**STATED TASK:**
What is the number of lines containing the string "建设要求"? Answer with the number only.

**DATA SECTION:**
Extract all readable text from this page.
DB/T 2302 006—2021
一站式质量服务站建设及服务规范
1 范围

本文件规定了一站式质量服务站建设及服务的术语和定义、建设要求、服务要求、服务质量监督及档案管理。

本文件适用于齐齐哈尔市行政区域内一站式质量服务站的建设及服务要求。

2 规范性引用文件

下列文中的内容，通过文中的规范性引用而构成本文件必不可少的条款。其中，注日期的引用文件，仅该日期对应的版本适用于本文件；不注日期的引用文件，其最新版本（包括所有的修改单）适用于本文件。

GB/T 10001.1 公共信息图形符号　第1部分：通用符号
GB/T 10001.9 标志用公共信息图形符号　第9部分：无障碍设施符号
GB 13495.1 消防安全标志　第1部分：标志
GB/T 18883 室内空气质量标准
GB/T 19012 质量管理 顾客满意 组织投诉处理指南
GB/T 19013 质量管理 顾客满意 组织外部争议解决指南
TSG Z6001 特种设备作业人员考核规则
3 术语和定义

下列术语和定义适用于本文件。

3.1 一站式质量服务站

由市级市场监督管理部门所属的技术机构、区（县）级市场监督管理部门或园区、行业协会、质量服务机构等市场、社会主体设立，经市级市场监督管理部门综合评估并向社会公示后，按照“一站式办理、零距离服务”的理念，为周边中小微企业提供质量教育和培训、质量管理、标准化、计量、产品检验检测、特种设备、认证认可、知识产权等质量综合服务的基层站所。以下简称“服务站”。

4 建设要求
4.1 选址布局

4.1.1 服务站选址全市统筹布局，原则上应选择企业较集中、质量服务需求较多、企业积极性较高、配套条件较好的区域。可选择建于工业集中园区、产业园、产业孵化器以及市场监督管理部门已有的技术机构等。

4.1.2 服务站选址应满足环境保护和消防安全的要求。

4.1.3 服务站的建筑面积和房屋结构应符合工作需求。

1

--

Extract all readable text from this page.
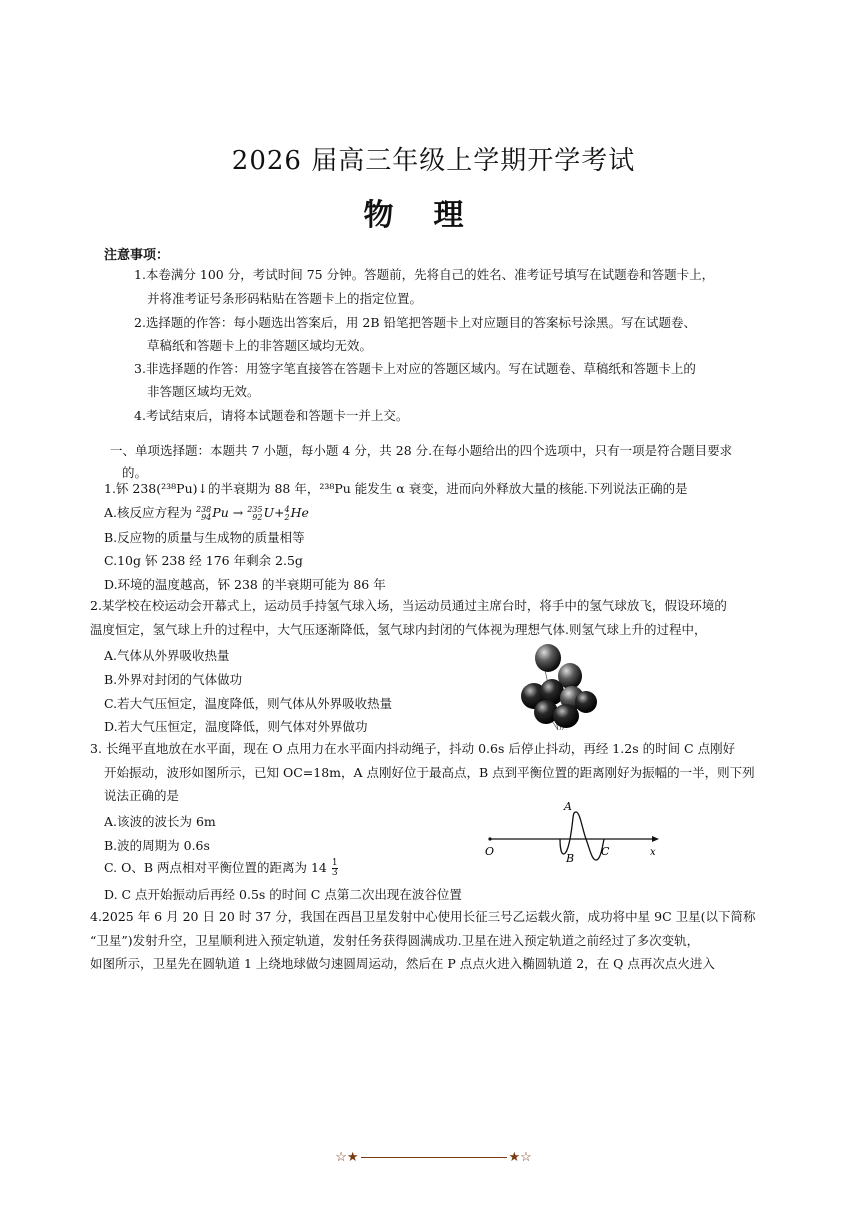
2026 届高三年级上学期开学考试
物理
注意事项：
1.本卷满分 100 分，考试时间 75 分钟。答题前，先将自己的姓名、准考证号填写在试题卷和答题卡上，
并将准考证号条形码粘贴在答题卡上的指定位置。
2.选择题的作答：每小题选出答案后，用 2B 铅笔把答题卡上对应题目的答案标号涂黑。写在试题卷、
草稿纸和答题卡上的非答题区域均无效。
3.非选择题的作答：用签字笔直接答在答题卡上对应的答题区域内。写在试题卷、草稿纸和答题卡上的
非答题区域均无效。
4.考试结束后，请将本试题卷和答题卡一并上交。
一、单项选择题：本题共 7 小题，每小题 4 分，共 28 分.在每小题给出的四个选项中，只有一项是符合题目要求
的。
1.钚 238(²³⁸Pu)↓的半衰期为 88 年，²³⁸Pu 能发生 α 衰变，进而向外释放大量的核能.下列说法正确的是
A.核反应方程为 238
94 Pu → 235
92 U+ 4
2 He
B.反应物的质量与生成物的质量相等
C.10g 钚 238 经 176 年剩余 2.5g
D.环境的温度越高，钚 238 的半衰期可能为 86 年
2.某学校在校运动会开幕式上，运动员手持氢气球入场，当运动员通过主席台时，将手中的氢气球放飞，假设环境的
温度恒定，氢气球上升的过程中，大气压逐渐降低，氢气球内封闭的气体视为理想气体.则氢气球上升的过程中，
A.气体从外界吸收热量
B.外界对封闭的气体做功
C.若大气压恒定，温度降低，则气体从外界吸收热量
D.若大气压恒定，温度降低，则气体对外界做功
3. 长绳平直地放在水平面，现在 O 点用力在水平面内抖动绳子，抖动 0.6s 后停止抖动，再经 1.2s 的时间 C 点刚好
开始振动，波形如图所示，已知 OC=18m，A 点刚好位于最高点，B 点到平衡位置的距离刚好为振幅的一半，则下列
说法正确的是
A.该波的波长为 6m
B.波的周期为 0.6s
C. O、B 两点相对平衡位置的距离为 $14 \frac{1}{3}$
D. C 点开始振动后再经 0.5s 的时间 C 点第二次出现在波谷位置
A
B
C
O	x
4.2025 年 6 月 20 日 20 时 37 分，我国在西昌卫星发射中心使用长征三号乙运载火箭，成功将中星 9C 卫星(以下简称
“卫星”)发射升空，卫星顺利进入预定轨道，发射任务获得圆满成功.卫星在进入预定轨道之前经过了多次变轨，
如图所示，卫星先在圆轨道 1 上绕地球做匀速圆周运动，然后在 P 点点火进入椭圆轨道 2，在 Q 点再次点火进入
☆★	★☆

**SOLVED EXERCISE:**
2